Exercise description: Pull each line holding the word "color" from the data.

********

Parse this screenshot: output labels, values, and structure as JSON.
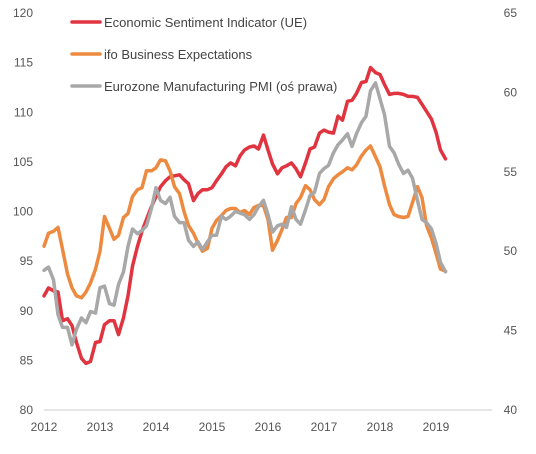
{
  "chart_data": {
    "type": "line",
    "legend_position": "top-left",
    "grid": false,
    "x_ticks": [
      "2012",
      "2013",
      "2014",
      "2015",
      "2016",
      "2017",
      "2018",
      "2019"
    ],
    "x_range": [
      2012,
      2020
    ],
    "y_left": {
      "ticks": [
        "120",
        "115",
        "110",
        "105",
        "100",
        "95",
        "90",
        "85",
        "80"
      ],
      "range": [
        80,
        120
      ]
    },
    "y_right": {
      "ticks": [
        "65",
        "60",
        "55",
        "50",
        "45",
        "40"
      ],
      "range": [
        40,
        65
      ]
    },
    "series": [
      {
        "name": "Economic Sentiment Indicator (UE)",
        "color": "#e03540",
        "axis": "left",
        "points": [
          [
            2012.0,
            91.5
          ],
          [
            2012.08,
            92.3
          ],
          [
            2012.17,
            92.0
          ],
          [
            2012.25,
            91.9
          ],
          [
            2012.33,
            89.0
          ],
          [
            2012.42,
            89.2
          ],
          [
            2012.5,
            88.5
          ],
          [
            2012.58,
            86.8
          ],
          [
            2012.67,
            85.2
          ],
          [
            2012.75,
            84.7
          ],
          [
            2012.83,
            84.9
          ],
          [
            2012.92,
            86.8
          ],
          [
            2013.0,
            86.9
          ],
          [
            2013.08,
            88.6
          ],
          [
            2013.17,
            89.0
          ],
          [
            2013.25,
            89.0
          ],
          [
            2013.33,
            87.6
          ],
          [
            2013.42,
            89.3
          ],
          [
            2013.5,
            91.5
          ],
          [
            2013.58,
            94.5
          ],
          [
            2013.67,
            96.5
          ],
          [
            2013.75,
            98.0
          ],
          [
            2013.83,
            99.2
          ],
          [
            2013.92,
            100.5
          ],
          [
            2014.0,
            101.5
          ],
          [
            2014.08,
            102.5
          ],
          [
            2014.17,
            103.1
          ],
          [
            2014.25,
            103.5
          ],
          [
            2014.33,
            103.6
          ],
          [
            2014.42,
            103.7
          ],
          [
            2014.5,
            103.2
          ],
          [
            2014.58,
            102.8
          ],
          [
            2014.67,
            101.1
          ],
          [
            2014.75,
            101.8
          ],
          [
            2014.83,
            102.2
          ],
          [
            2014.92,
            102.2
          ],
          [
            2015.0,
            102.4
          ],
          [
            2015.08,
            103.1
          ],
          [
            2015.17,
            103.8
          ],
          [
            2015.25,
            104.5
          ],
          [
            2015.33,
            104.9
          ],
          [
            2015.42,
            104.6
          ],
          [
            2015.5,
            105.6
          ],
          [
            2015.58,
            106.2
          ],
          [
            2015.67,
            106.5
          ],
          [
            2015.75,
            106.6
          ],
          [
            2015.83,
            106.3
          ],
          [
            2015.92,
            107.7
          ],
          [
            2016.0,
            106.2
          ],
          [
            2016.08,
            104.8
          ],
          [
            2016.17,
            103.8
          ],
          [
            2016.25,
            104.4
          ],
          [
            2016.33,
            104.6
          ],
          [
            2016.42,
            104.9
          ],
          [
            2016.5,
            104.3
          ],
          [
            2016.58,
            103.5
          ],
          [
            2016.67,
            104.9
          ],
          [
            2016.75,
            106.3
          ],
          [
            2016.83,
            106.5
          ],
          [
            2016.92,
            107.9
          ],
          [
            2017.0,
            108.2
          ],
          [
            2017.08,
            108.0
          ],
          [
            2017.17,
            107.9
          ],
          [
            2017.25,
            109.6
          ],
          [
            2017.33,
            109.2
          ],
          [
            2017.42,
            111.1
          ],
          [
            2017.5,
            111.2
          ],
          [
            2017.58,
            111.9
          ],
          [
            2017.67,
            113.0
          ],
          [
            2017.75,
            113.1
          ],
          [
            2017.83,
            114.5
          ],
          [
            2017.92,
            114.0
          ],
          [
            2018.0,
            113.8
          ],
          [
            2018.08,
            112.8
          ],
          [
            2018.17,
            111.8
          ],
          [
            2018.25,
            111.9
          ],
          [
            2018.33,
            111.9
          ],
          [
            2018.42,
            111.8
          ],
          [
            2018.5,
            111.6
          ],
          [
            2018.58,
            111.6
          ],
          [
            2018.67,
            111.5
          ],
          [
            2018.75,
            110.8
          ],
          [
            2018.83,
            110.1
          ],
          [
            2018.92,
            109.3
          ],
          [
            2019.0,
            108.0
          ],
          [
            2019.08,
            106.2
          ],
          [
            2019.17,
            105.3
          ]
        ]
      },
      {
        "name": "ifo Business Expectations",
        "color": "#ed8a40",
        "axis": "left",
        "points": [
          [
            2012.0,
            96.5
          ],
          [
            2012.08,
            97.8
          ],
          [
            2012.17,
            98.0
          ],
          [
            2012.25,
            98.4
          ],
          [
            2012.33,
            96.2
          ],
          [
            2012.42,
            93.7
          ],
          [
            2012.5,
            92.3
          ],
          [
            2012.58,
            91.5
          ],
          [
            2012.67,
            91.3
          ],
          [
            2012.75,
            91.9
          ],
          [
            2012.83,
            92.8
          ],
          [
            2012.92,
            94.2
          ],
          [
            2013.0,
            96.0
          ],
          [
            2013.08,
            99.5
          ],
          [
            2013.17,
            98.3
          ],
          [
            2013.25,
            97.2
          ],
          [
            2013.33,
            97.6
          ],
          [
            2013.42,
            99.4
          ],
          [
            2013.5,
            99.8
          ],
          [
            2013.58,
            101.5
          ],
          [
            2013.67,
            102.2
          ],
          [
            2013.75,
            102.4
          ],
          [
            2013.83,
            104.1
          ],
          [
            2013.92,
            104.1
          ],
          [
            2014.0,
            104.4
          ],
          [
            2014.08,
            105.2
          ],
          [
            2014.17,
            105.1
          ],
          [
            2014.25,
            104.1
          ],
          [
            2014.33,
            102.5
          ],
          [
            2014.42,
            101.8
          ],
          [
            2014.5,
            100.0
          ],
          [
            2014.58,
            98.6
          ],
          [
            2014.67,
            97.8
          ],
          [
            2014.75,
            96.8
          ],
          [
            2014.83,
            96.0
          ],
          [
            2014.92,
            96.3
          ],
          [
            2015.0,
            98.3
          ],
          [
            2015.08,
            99.1
          ],
          [
            2015.17,
            99.6
          ],
          [
            2015.25,
            100.1
          ],
          [
            2015.33,
            100.3
          ],
          [
            2015.42,
            100.3
          ],
          [
            2015.5,
            99.9
          ],
          [
            2015.58,
            100.1
          ],
          [
            2015.67,
            99.7
          ],
          [
            2015.75,
            100.4
          ],
          [
            2015.83,
            100.6
          ],
          [
            2015.92,
            100.6
          ],
          [
            2016.0,
            99.2
          ],
          [
            2016.08,
            96.1
          ],
          [
            2016.17,
            97.1
          ],
          [
            2016.25,
            98.2
          ],
          [
            2016.33,
            99.4
          ],
          [
            2016.42,
            99.4
          ],
          [
            2016.5,
            100.8
          ],
          [
            2016.58,
            101.4
          ],
          [
            2016.67,
            102.6
          ],
          [
            2016.75,
            102.2
          ],
          [
            2016.83,
            101.2
          ],
          [
            2016.92,
            100.7
          ],
          [
            2017.0,
            101.2
          ],
          [
            2017.08,
            102.5
          ],
          [
            2017.17,
            103.3
          ],
          [
            2017.25,
            103.7
          ],
          [
            2017.33,
            104.0
          ],
          [
            2017.42,
            104.4
          ],
          [
            2017.5,
            104.2
          ],
          [
            2017.58,
            104.7
          ],
          [
            2017.67,
            105.6
          ],
          [
            2017.75,
            106.2
          ],
          [
            2017.83,
            106.6
          ],
          [
            2017.92,
            105.5
          ],
          [
            2018.0,
            104.5
          ],
          [
            2018.08,
            102.6
          ],
          [
            2018.17,
            100.7
          ],
          [
            2018.25,
            99.7
          ],
          [
            2018.33,
            99.5
          ],
          [
            2018.42,
            99.4
          ],
          [
            2018.5,
            99.5
          ],
          [
            2018.58,
            100.9
          ],
          [
            2018.67,
            102.5
          ],
          [
            2018.75,
            101.4
          ],
          [
            2018.83,
            98.6
          ],
          [
            2018.92,
            97.3
          ],
          [
            2019.0,
            95.8
          ],
          [
            2019.08,
            94.2
          ],
          [
            2019.17,
            94.0
          ]
        ]
      },
      {
        "name": "Eurozone Manufacturing PMI (oś prawa)",
        "color": "#a8a8a8",
        "axis": "right",
        "points": [
          [
            2012.0,
            48.8
          ],
          [
            2012.08,
            49.0
          ],
          [
            2012.17,
            48.2
          ],
          [
            2012.25,
            46.0
          ],
          [
            2012.33,
            45.2
          ],
          [
            2012.42,
            45.2
          ],
          [
            2012.5,
            44.1
          ],
          [
            2012.58,
            45.1
          ],
          [
            2012.67,
            45.8
          ],
          [
            2012.75,
            45.5
          ],
          [
            2012.83,
            46.2
          ],
          [
            2012.92,
            46.1
          ],
          [
            2013.0,
            47.7
          ],
          [
            2013.08,
            47.8
          ],
          [
            2013.17,
            46.7
          ],
          [
            2013.25,
            46.6
          ],
          [
            2013.33,
            47.9
          ],
          [
            2013.42,
            48.7
          ],
          [
            2013.5,
            50.3
          ],
          [
            2013.58,
            51.4
          ],
          [
            2013.67,
            51.1
          ],
          [
            2013.75,
            51.3
          ],
          [
            2013.83,
            51.6
          ],
          [
            2013.92,
            52.7
          ],
          [
            2014.0,
            54.0
          ],
          [
            2014.08,
            53.2
          ],
          [
            2014.17,
            53.0
          ],
          [
            2014.25,
            53.4
          ],
          [
            2014.33,
            52.2
          ],
          [
            2014.42,
            51.8
          ],
          [
            2014.5,
            51.8
          ],
          [
            2014.58,
            50.7
          ],
          [
            2014.67,
            50.3
          ],
          [
            2014.75,
            50.6
          ],
          [
            2014.83,
            50.1
          ],
          [
            2014.92,
            50.6
          ],
          [
            2015.0,
            51.0
          ],
          [
            2015.08,
            51.0
          ],
          [
            2015.17,
            52.2
          ],
          [
            2015.25,
            52.0
          ],
          [
            2015.33,
            52.2
          ],
          [
            2015.42,
            52.5
          ],
          [
            2015.5,
            52.4
          ],
          [
            2015.58,
            52.3
          ],
          [
            2015.67,
            52.0
          ],
          [
            2015.75,
            52.3
          ],
          [
            2015.83,
            52.8
          ],
          [
            2015.92,
            53.2
          ],
          [
            2016.0,
            52.3
          ],
          [
            2016.08,
            51.2
          ],
          [
            2016.17,
            51.6
          ],
          [
            2016.25,
            51.7
          ],
          [
            2016.33,
            51.5
          ],
          [
            2016.42,
            52.8
          ],
          [
            2016.5,
            52.0
          ],
          [
            2016.58,
            51.7
          ],
          [
            2016.67,
            52.6
          ],
          [
            2016.75,
            53.5
          ],
          [
            2016.83,
            53.7
          ],
          [
            2016.92,
            54.9
          ],
          [
            2017.0,
            55.2
          ],
          [
            2017.08,
            55.4
          ],
          [
            2017.17,
            56.2
          ],
          [
            2017.25,
            56.7
          ],
          [
            2017.33,
            57.0
          ],
          [
            2017.42,
            57.4
          ],
          [
            2017.5,
            56.6
          ],
          [
            2017.58,
            57.4
          ],
          [
            2017.67,
            58.1
          ],
          [
            2017.75,
            58.5
          ],
          [
            2017.83,
            60.1
          ],
          [
            2017.92,
            60.6
          ],
          [
            2018.0,
            59.6
          ],
          [
            2018.08,
            58.6
          ],
          [
            2018.17,
            56.6
          ],
          [
            2018.25,
            56.2
          ],
          [
            2018.33,
            55.5
          ],
          [
            2018.42,
            54.9
          ],
          [
            2018.5,
            55.1
          ],
          [
            2018.58,
            54.6
          ],
          [
            2018.67,
            53.2
          ],
          [
            2018.75,
            52.0
          ],
          [
            2018.83,
            51.8
          ],
          [
            2018.92,
            51.4
          ],
          [
            2019.0,
            50.5
          ],
          [
            2019.08,
            49.3
          ],
          [
            2019.17,
            48.7
          ]
        ]
      }
    ]
  }
}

********

Solution below:
        "color": "#e03540",
        "color": "#ed8a40",
        "color": "#a8a8a8",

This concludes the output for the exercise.